South African double-amputee sprinter Oscar Pistorius prepares for a training session in Gemona, near Udine, Italy. AP photo

South African Oscar Pistorius will be the first double amputee athlete to compete at an Olympics when he takes part at the 2012 London Games, but he is already looking beyond to the Rio Games in 2016.

The 25-year-old, fondly known as the “Blade Runner” because he runs with carbon fiber prosthetic running blades, was pumping iron at a gym in the northeastern Italian town Gemona on July 4 when his coach’s wife rushed in hysterics with the news he had been cleared to run the men’s individual 400m and in the 4x400 meter relay team.

“It was just overwhelming. I think it took a couple of days for it to settle in and I do not think it will fully settle in until I am on the starting blocks in a couple of weeks,” he said in an interview on Laureus.com in Italy, where he was competing at a pre-Olympic event.

Multi Paralympic gold medalist Pistorius is part of his country’s 65-strong Paralympics team and will now become the first double amputee to compete in the able-bodied competition.

The South African Sport Confederation and Olympic Committee (SASCOC) included him in the team though he failed to run a second qualifying time of 45.30 seconds outside the country.

Dismal performance

These strict qualification criteria followed a dismal performance at the Beijing Olympics, where 265 able-bodied South African athletes brought back only one medal and sparked national embarrassment.
“Now that SASCOC has backed me and chosen me and shown that they believe in me, that has added a little bit of pressure, but I believe that the pressure I have put on myself has always been far more than any external pressure,” he said.

The Johannesburg-born runner had both legs amputated below the knee when he was 11 months old because of a congenital condition that meant he was born without fibulae -- lower leg bones.

This hardly hindered his sports activity when he grew up and performed with prostheses. He is perhaps a key reason for the Paralympics’ higher public profile.
+ + +
YOUR TASK: Copy out the entire article on Oscar Pistorius word for word.

Rows from a dataset:
+ + +
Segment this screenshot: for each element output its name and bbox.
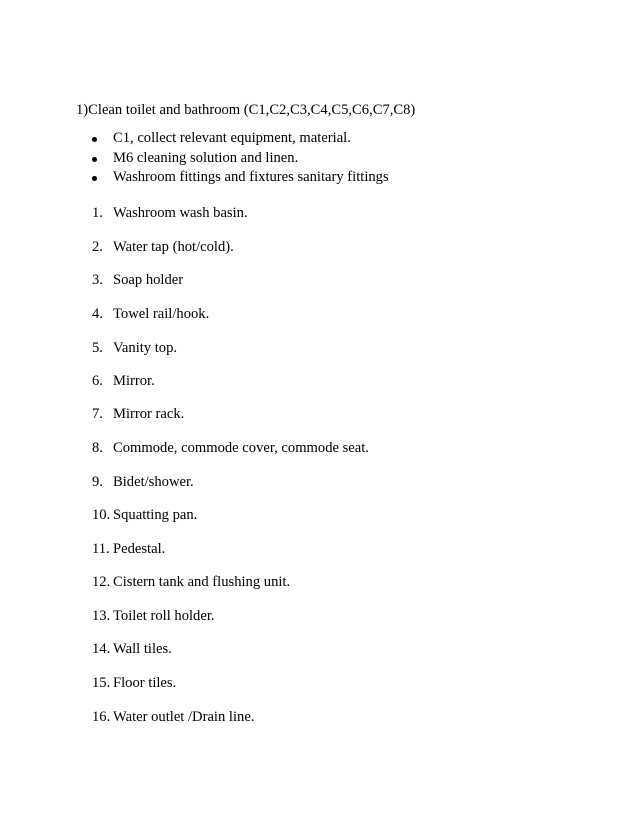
list-text: Cistern tank and flushing unit. [113, 574, 291, 590]
bullet-text: M6 cleaning solution and linen. [113, 150, 299, 166]
list-number: 11. [92, 541, 110, 557]
list-text: Water tap (hot/cold). [113, 239, 234, 255]
list-text: Squatting pan. [113, 507, 198, 523]
list-number: 8. [92, 440, 103, 456]
list-number: 4. [92, 306, 103, 322]
list-number: 5. [92, 340, 103, 356]
list-text: Washroom wash basin. [113, 205, 248, 221]
list-text: Mirror. [113, 373, 155, 389]
list-number: 6. [92, 373, 103, 389]
list-number: 7. [92, 406, 103, 422]
list-number: 2. [92, 239, 103, 255]
list-text: Water outlet /Drain line. [113, 709, 255, 725]
list-text: Mirror rack. [113, 406, 185, 422]
list-text: Towel rail/hook. [113, 306, 210, 322]
bullet-text: Washroom fittings and fixtures sanitary fittings [113, 169, 389, 185]
list-number: 13. [92, 608, 111, 624]
list-number: 10. [92, 507, 111, 523]
bullet-dot-icon [92, 157, 97, 162]
list-number: 12. [92, 574, 111, 590]
section-heading: 1)Clean toilet and bathroom (C1,C2,C3,C4,C5,C6,C7,C8) [76, 102, 416, 118]
list-number: 3. [92, 272, 103, 288]
list-text: Floor tiles. [113, 675, 177, 691]
bullet-dot-icon [92, 137, 97, 142]
list-text: Wall tiles. [113, 641, 172, 657]
list-text: Bidet/shower. [113, 474, 194, 490]
bullet-text: C1, collect relevant equipment, material. [113, 130, 351, 146]
list-text: Pedestal. [113, 541, 166, 557]
list-number: 1. [92, 205, 103, 221]
list-number: 14. [92, 641, 111, 657]
list-number: 16. [92, 709, 111, 725]
bullet-dot-icon [92, 176, 97, 181]
list-number: 9. [92, 474, 103, 490]
list-text: Toilet roll holder. [113, 608, 215, 624]
list-text: Soap holder [113, 272, 184, 288]
list-number: 15. [92, 675, 111, 691]
list-text: Vanity top. [113, 340, 178, 356]
list-text: Commode, commode cover, commode seat. [113, 440, 369, 456]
+ + +
ANSWER TO THE PROBLEM:
South African double-amputee sprinter Oscar Pistorius prepares for a training session in Gemona, near Udine, Italy. AP photo

South African Oscar Pistorius will be the first double amputee athlete to compete at an Olympics when he takes part at the 2012 London Games, but he is already looking beyond to the Rio Games in 2016.

The 25-year-old, fondly known as the “Blade Runner” because he runs with carbon fiber prosthetic running blades, was pumping iron at a gym in the northeastern Italian town Gemona on July 4 when his coach’s wife rushed in hysterics with the news he had been cleared to run the men’s individual 400m and in the 4x400 meter relay team.

“It was just overwhelming. I think it took a couple of days for it to settle in and I do not think it will fully settle in until I am on the starting blocks in a couple of weeks,” he said in an interview on Laureus.com in Italy, where he was competing at a pre-Olympic event.

Multi Paralympic gold medalist Pistorius is part of his country’s 65-strong Paralympics team and will now become the first double amputee to compete in the able-bodied competition.

The South African Sport Confederation and Olympic Committee (SASCOC) included him in the team though he failed to run a second qualifying time of 45.30 seconds outside the country.

Dismal performance

These strict qualification criteria followed a dismal performance at the Beijing Olympics, where 265 able-bodied South African athletes brought back only one medal and sparked national embarrassment.
“Now that SASCOC has backed me and chosen me and shown that they believe in me, that has added a little bit of pressure, but I believe that the pressure I have put on myself has always been far more than any external pressure,” he said.

The Johannesburg-born runner had both legs amputated below the knee when he was 11 months old because of a congenital condition that meant he was born without fibulae -- lower leg bones.

This hardly hindered his sports activity when he grew up and performed with prostheses. He is perhaps a key reason for the Paralympics’ higher public profile.